-- Exercise data start --

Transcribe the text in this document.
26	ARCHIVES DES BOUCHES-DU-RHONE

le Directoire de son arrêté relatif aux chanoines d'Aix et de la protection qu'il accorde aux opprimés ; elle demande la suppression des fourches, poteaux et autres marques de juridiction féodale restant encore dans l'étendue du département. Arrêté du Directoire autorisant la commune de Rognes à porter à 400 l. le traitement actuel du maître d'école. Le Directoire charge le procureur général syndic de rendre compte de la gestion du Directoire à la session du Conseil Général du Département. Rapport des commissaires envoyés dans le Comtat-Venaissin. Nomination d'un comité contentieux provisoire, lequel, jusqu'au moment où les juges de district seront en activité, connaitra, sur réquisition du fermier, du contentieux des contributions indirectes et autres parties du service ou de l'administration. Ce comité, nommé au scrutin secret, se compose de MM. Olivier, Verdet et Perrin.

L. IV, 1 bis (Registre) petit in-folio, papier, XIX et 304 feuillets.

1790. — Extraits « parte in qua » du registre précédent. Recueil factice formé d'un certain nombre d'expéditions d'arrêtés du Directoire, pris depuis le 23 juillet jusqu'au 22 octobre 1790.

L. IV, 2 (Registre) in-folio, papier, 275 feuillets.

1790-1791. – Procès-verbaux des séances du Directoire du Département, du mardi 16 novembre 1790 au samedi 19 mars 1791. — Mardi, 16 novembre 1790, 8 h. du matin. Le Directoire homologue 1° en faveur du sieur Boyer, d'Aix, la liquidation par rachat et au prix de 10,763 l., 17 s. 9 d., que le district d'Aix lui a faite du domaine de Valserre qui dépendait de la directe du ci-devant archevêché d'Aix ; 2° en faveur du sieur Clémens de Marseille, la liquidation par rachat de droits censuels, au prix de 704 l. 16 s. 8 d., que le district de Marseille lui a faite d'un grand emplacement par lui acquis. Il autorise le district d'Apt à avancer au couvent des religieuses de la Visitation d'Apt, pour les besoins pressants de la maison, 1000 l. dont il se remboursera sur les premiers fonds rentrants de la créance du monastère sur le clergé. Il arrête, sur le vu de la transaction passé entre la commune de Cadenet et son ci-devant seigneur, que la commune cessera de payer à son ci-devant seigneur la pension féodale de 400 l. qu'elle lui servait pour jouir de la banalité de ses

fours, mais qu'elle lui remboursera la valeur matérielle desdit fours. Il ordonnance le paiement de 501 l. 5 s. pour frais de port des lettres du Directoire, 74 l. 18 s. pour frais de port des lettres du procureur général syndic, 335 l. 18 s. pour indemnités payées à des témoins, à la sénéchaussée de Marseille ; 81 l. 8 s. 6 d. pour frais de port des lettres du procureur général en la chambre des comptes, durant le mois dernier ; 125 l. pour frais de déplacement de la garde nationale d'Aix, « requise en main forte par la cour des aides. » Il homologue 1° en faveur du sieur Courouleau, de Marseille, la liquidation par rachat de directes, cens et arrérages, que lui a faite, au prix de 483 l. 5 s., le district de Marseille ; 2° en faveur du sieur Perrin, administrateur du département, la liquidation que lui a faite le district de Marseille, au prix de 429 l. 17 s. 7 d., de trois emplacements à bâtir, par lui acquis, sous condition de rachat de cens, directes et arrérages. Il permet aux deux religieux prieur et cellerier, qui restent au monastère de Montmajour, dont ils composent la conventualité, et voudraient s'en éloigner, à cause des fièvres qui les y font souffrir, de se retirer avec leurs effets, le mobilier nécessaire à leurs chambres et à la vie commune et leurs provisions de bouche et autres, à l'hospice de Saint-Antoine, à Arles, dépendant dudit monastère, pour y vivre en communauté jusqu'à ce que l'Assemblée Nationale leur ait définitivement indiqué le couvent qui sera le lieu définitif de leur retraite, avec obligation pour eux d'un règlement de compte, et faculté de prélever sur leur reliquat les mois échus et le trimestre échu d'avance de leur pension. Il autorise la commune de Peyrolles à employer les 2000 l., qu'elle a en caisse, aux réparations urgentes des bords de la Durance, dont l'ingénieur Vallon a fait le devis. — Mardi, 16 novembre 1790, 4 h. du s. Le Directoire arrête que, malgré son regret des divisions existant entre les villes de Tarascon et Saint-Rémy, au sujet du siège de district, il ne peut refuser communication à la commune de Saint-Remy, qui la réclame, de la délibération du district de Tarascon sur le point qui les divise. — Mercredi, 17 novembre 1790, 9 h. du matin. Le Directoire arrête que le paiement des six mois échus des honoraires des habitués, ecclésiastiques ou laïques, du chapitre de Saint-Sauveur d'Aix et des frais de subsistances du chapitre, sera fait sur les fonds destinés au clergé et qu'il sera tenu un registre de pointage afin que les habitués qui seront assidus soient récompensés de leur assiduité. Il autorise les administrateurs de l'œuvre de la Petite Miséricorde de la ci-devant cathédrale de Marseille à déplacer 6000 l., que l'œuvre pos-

-- Exercise data end --
-- Exercise data start --

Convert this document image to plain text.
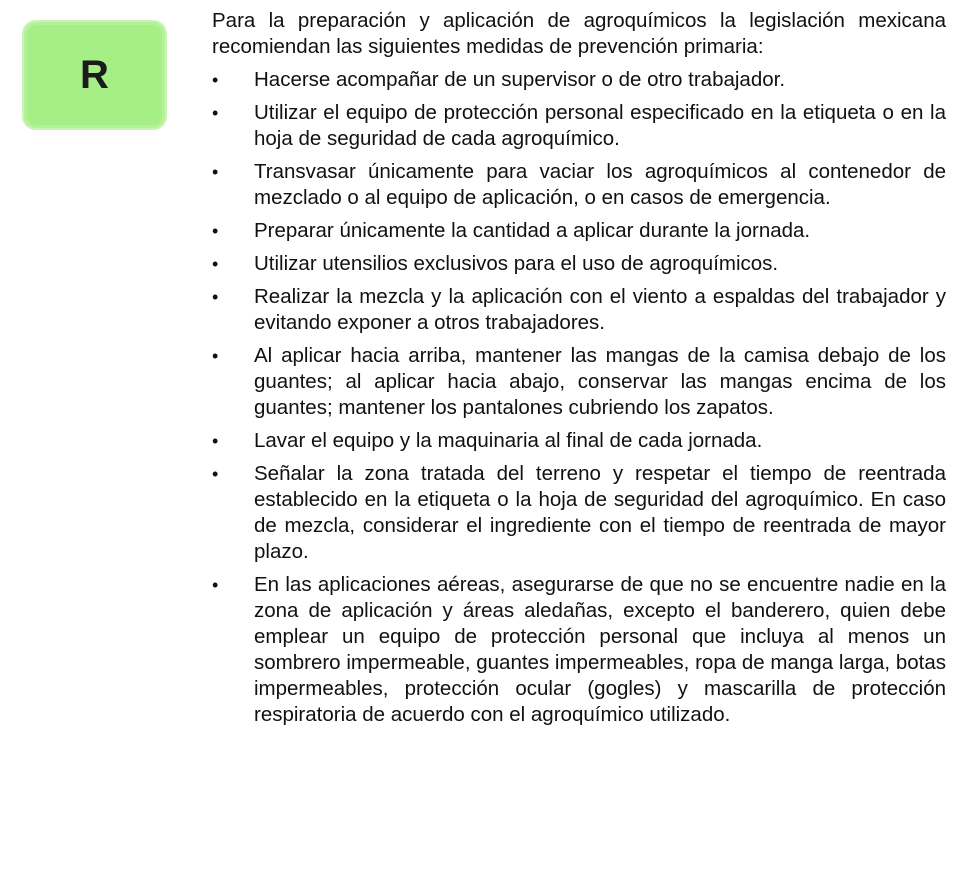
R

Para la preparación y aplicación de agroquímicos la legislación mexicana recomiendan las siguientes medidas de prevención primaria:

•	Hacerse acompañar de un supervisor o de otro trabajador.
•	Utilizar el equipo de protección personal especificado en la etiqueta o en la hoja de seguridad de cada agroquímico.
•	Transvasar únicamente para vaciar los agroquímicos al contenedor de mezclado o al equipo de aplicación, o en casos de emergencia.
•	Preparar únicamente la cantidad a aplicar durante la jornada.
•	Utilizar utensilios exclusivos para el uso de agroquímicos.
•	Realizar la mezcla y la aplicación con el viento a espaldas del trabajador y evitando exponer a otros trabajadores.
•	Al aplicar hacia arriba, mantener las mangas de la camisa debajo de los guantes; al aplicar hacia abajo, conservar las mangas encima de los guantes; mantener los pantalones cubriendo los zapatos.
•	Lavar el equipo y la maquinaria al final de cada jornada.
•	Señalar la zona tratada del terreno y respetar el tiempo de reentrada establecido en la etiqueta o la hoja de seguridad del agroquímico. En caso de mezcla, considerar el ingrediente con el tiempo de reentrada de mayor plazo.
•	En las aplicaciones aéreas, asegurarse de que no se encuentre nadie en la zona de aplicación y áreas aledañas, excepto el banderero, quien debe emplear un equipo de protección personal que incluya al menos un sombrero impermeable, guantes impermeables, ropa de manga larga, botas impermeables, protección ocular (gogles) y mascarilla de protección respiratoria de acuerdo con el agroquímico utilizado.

-- Exercise data end --

» **What is needed**
Return all the lines that contain the string "personal".

» **Reply**
•	Utilizar el equipo de protección personal especificado en la etiqueta o en la hoja de seguridad de cada agroquímico.
•	En las aplicaciones aéreas, asegurarse de que no se encuentre nadie en la zona de aplicación y áreas aledañas, excepto el banderero, quien debe emplear un equipo de protección personal que incluya al menos un sombrero impermeable, guantes impermeables, ropa de manga larga, botas impermeables, protección ocular (gogles) y mascarilla de protección respiratoria de acuerdo con el agroquímico utilizado.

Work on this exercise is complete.